■ Problem A: Reproduce, without changes, every one of the rows that follow the passage below.

■ Passage:
= = = = =

Launching the satellite constellation geared to agriculture

The most anticipated project of EOS Data Analytics is EOS SAT, the world’s first agriculture-focused satellite constellation among remote sensing tech companies. 

The fleet will comprise seven small 178-kg satellites placed into low sun-synchronous Earth orbit and supplying high-resolution optical imagery (panchromatic – 1.4 m/pixel; multispectral – 2.8 m/pixel). The main purpose of EOS SAT project is the monitoring of croplands and forest areas and the collection of Earth observation data applicable in agriculture and forestry. Geospatial data analysis will reveal information about plant development and soil conditions within the cultivated areas, which can be further correlated with weather and crop/forest management data to produce more actionable insights. EOSDA will carry out all of these in-house, providing a full data cycle within 16 to 24 hours since image acquisition.

EOS Sat Agriculture-Focused Satellites: Space Data to Support Sustainability

“By launching our own satellite imaging constellation, we aim to establish a full satellite data production vertical – from direct imagery collection to processing, analysis, and delivery,” says Rim Elijah, VP of Sales at EOS Data Analytics.

The first satellite within the constellation, EOS SAT-1, is set for launch in early 2023. By 2025, when all seven satellites will reach orbit, they are expected to monitor up to 9.4 square kilometers daily. The goal is to cover 100% of countries with the largest crop- and forestland territories, as well as 100% of cultivated lands in countries having the biggest agroforestry potential.

EOS SAT-1 will acquire panchromatic satellite images and multispectral ones consisting of 11 spectral bands. The spectral capabilities will expand with the launch of the next six satellites to 13 spectral bands, all of which have crucial applications in vegetation monitoring through geospatial data analytics. For instance, the shortwave infrared band (SWIR) having strong contrast can be used to sort agricultural produce and estimate crop or fruit maturity. It can also indicate the moisture content of crops, grains, and fruits, as well as highlight the extreme dryness, helping crop growers deal with issues on time and avoid major yield losses.

= = = = =

■ Source data:
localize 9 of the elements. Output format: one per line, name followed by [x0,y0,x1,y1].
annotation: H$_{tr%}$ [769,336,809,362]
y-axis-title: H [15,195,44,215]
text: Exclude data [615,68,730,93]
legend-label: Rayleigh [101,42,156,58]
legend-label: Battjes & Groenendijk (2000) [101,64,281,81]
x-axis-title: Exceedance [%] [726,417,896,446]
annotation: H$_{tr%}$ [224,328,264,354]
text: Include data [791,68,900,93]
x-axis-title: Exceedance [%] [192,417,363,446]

= = = = =

■ Problem B: According to the passage, how much will each of the EOS SAT satellites weigh?

■ Expected output A:
localize 9 of the elements. Output format: one per line, name followed by [x0,y0,x1,y1].
annotation: H$_{tr%}$ [769,336,809,362]
y-axis-title: H [15,195,44,215]
text: Exclude data [615,68,730,93]
legend-label: Rayleigh [101,42,156,58]
legend-label: Battjes & Groenendijk (2000) [101,64,281,81]
x-axis-title: Exceedance [%] [726,417,896,446]
annotation: H$_{tr%}$ [224,328,264,354]
text: Include data [791,68,900,93]
x-axis-title: Exceedance [%] [192,417,363,446]

■ Expected output B: Each satellite will weigh 178 kg.